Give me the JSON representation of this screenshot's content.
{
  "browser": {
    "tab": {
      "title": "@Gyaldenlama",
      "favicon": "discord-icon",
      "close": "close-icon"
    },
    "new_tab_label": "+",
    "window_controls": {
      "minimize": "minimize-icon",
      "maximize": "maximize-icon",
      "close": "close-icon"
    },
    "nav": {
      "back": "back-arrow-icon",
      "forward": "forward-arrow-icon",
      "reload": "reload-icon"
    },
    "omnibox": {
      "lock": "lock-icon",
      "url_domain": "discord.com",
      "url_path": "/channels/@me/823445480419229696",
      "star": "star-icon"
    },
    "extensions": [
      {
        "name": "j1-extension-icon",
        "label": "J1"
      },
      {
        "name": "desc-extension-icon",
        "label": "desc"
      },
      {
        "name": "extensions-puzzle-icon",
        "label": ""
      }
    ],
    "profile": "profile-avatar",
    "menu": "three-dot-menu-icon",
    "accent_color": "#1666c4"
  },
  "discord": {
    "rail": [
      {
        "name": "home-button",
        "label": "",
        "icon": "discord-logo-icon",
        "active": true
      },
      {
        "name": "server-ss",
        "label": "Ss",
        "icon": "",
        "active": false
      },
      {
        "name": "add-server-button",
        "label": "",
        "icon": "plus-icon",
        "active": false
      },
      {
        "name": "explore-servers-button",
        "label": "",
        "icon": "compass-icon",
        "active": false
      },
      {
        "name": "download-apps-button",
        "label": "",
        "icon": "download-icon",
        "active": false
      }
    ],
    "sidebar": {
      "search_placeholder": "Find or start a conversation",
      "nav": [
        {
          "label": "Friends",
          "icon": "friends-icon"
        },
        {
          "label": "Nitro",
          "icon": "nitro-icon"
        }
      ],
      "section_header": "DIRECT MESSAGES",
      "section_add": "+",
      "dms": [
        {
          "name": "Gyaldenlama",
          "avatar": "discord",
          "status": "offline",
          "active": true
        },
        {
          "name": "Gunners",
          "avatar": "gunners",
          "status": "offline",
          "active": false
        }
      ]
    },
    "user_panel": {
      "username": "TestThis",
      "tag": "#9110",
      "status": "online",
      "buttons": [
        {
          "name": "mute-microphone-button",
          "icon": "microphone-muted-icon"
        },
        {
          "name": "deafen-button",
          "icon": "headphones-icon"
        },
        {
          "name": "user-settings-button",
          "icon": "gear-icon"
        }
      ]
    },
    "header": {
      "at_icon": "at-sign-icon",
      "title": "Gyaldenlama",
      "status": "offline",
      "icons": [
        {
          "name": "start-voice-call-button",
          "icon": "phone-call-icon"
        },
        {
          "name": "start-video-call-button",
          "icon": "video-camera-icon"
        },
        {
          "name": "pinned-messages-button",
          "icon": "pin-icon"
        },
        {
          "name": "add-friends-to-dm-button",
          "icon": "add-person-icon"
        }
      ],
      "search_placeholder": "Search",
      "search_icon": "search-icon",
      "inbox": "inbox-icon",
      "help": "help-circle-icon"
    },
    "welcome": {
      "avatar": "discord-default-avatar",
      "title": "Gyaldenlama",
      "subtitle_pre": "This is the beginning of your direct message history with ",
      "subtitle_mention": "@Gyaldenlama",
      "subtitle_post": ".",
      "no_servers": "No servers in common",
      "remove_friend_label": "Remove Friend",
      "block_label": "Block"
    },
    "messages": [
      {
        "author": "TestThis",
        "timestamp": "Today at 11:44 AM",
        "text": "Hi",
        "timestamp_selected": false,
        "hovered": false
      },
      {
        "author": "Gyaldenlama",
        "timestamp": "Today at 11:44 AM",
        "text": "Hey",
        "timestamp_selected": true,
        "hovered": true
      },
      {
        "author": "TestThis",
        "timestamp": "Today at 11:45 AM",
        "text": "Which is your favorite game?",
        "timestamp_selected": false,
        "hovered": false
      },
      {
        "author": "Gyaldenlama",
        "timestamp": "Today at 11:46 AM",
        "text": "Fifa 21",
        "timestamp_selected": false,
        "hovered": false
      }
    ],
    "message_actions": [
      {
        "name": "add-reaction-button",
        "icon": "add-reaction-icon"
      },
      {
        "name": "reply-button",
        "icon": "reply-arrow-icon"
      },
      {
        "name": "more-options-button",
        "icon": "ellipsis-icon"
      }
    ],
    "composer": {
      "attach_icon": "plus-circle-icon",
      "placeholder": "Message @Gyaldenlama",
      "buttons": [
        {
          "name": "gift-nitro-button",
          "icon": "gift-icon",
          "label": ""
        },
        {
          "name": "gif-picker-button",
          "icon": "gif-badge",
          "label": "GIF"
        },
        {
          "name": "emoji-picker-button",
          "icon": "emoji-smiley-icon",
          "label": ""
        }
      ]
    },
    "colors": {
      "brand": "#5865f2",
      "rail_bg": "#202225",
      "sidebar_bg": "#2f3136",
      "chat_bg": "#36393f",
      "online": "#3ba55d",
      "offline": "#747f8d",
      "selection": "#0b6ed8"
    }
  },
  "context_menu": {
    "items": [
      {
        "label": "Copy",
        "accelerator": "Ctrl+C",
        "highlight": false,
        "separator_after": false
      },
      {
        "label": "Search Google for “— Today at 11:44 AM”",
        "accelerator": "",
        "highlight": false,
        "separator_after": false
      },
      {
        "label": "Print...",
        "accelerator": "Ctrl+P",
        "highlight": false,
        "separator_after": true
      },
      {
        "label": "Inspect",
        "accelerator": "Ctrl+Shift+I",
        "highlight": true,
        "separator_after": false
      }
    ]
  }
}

▸ Problem statement:
Scan the listing above and identify each line holding the string "extensions"; copy every such line.

▸ Exercise result:
    "extensions": [
        "name": "extensions-puzzle-icon",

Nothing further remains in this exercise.